- **What you need to do**
Output the records exactly. Include every line.

- **Data to use**

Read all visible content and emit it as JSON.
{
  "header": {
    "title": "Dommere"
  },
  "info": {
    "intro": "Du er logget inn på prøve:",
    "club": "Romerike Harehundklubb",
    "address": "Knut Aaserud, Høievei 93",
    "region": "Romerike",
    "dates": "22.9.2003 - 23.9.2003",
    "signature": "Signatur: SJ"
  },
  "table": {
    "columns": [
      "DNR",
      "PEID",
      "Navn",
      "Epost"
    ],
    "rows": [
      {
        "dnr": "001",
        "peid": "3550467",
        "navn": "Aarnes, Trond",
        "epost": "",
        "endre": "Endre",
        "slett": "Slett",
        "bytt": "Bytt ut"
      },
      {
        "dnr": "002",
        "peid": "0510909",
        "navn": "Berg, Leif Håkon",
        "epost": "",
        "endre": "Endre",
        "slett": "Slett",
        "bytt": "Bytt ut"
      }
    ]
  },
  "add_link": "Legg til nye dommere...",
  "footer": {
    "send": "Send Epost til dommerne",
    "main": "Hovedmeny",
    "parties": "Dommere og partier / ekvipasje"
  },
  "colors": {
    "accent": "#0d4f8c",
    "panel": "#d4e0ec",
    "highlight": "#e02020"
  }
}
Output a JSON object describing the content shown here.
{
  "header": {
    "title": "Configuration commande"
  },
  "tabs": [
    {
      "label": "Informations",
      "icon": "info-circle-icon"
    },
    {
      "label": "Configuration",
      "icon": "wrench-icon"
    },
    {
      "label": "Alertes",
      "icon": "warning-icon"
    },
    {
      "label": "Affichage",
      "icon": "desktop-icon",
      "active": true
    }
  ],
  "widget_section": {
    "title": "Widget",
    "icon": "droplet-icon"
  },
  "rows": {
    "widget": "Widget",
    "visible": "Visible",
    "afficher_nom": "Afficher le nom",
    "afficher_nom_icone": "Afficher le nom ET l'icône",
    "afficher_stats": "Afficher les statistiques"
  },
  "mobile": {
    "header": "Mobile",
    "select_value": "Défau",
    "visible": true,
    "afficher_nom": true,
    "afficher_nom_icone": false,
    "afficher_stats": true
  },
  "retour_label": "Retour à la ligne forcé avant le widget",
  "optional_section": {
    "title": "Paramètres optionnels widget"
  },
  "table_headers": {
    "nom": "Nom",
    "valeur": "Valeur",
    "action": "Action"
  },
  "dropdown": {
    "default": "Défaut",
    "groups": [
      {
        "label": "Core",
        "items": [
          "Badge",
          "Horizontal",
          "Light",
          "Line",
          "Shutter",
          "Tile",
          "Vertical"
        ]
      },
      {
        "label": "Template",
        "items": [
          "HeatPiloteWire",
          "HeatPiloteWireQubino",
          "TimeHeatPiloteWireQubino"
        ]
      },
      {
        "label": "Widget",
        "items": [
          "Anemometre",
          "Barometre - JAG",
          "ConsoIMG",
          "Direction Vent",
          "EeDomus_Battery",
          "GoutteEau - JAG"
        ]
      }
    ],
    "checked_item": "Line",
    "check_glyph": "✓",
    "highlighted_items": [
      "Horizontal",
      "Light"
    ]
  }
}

- **Task answer**
Read all visible content and emit it as JSON.
{
  "header": {
    "title": "Dommere"
  },
  "info": {
    "intro": "Du er logget inn på prøve:",
    "club": "Romerike Harehundklubb",
    "address": "Knut Aaserud, Høievei 93",
    "region": "Romerike",
    "dates": "22.9.2003 - 23.9.2003",
    "signature": "Signatur: SJ"
  },
  "table": {
    "columns": [
      "DNR",
      "PEID",
      "Navn",
      "Epost"
    ],
    "rows": [
      {
        "dnr": "001",
        "peid": "3550467",
        "navn": "Aarnes, Trond",
        "epost": "",
        "endre": "Endre",
        "slett": "Slett",
        "bytt": "Bytt ut"
      },
      {
        "dnr": "002",
        "peid": "0510909",
        "navn": "Berg, Leif Håkon",
        "epost": "",
        "endre": "Endre",
        "slett": "Slett",
        "bytt": "Bytt ut"
      }
    ]
  },
  "add_link": "Legg til nye dommere...",
  "footer": {
    "send": "Send Epost til dommerne",
    "main": "Hovedmeny",
    "parties": "Dommere og partier / ekvipasje"
  },
  "colors": {
    "accent": "#0d4f8c",
    "panel": "#d4e0ec",
    "highlight": "#e02020"
  }
}
Output a JSON object describing the content shown here.
{
  "header": {
    "title": "Configuration commande"
  },
  "tabs": [
    {
      "label": "Informations",
      "icon": "info-circle-icon"
    },
    {
      "label": "Configuration",
      "icon": "wrench-icon"
    },
    {
      "label": "Alertes",
      "icon": "warning-icon"
    },
    {
      "label": "Affichage",
      "icon": "desktop-icon",
      "active": true
    }
  ],
  "widget_section": {
    "title": "Widget",
    "icon": "droplet-icon"
  },
  "rows": {
    "widget": "Widget",
    "visible": "Visible",
    "afficher_nom": "Afficher le nom",
    "afficher_nom_icone": "Afficher le nom ET l'icône",
    "afficher_stats": "Afficher les statistiques"
  },
  "mobile": {
    "header": "Mobile",
    "select_value": "Défau",
    "visible": true,
    "afficher_nom": true,
    "afficher_nom_icone": false,
    "afficher_stats": true
  },
  "retour_label": "Retour à la ligne forcé avant le widget",
  "optional_section": {
    "title": "Paramètres optionnels widget"
  },
  "table_headers": {
    "nom": "Nom",
    "valeur": "Valeur",
    "action": "Action"
  },
  "dropdown": {
    "default": "Défaut",
    "groups": [
      {
        "label": "Core",
        "items": [
          "Badge",
          "Horizontal",
          "Light",
          "Line",
          "Shutter",
          "Tile",
          "Vertical"
        ]
      },
      {
        "label": "Template",
        "items": [
          "HeatPiloteWire",
          "HeatPiloteWireQubino",
          "TimeHeatPiloteWireQubino"
        ]
      },
      {
        "label": "Widget",
        "items": [
          "Anemometre",
          "Barometre - JAG",
          "ConsoIMG",
          "Direction Vent",
          "EeDomus_Battery",
          "GoutteEau - JAG"
        ]
      }
    ],
    "checked_item": "Line",
    "check_glyph": "✓",
    "highlighted_items": [
      "Horizontal",
      "Light"
    ]
  }
}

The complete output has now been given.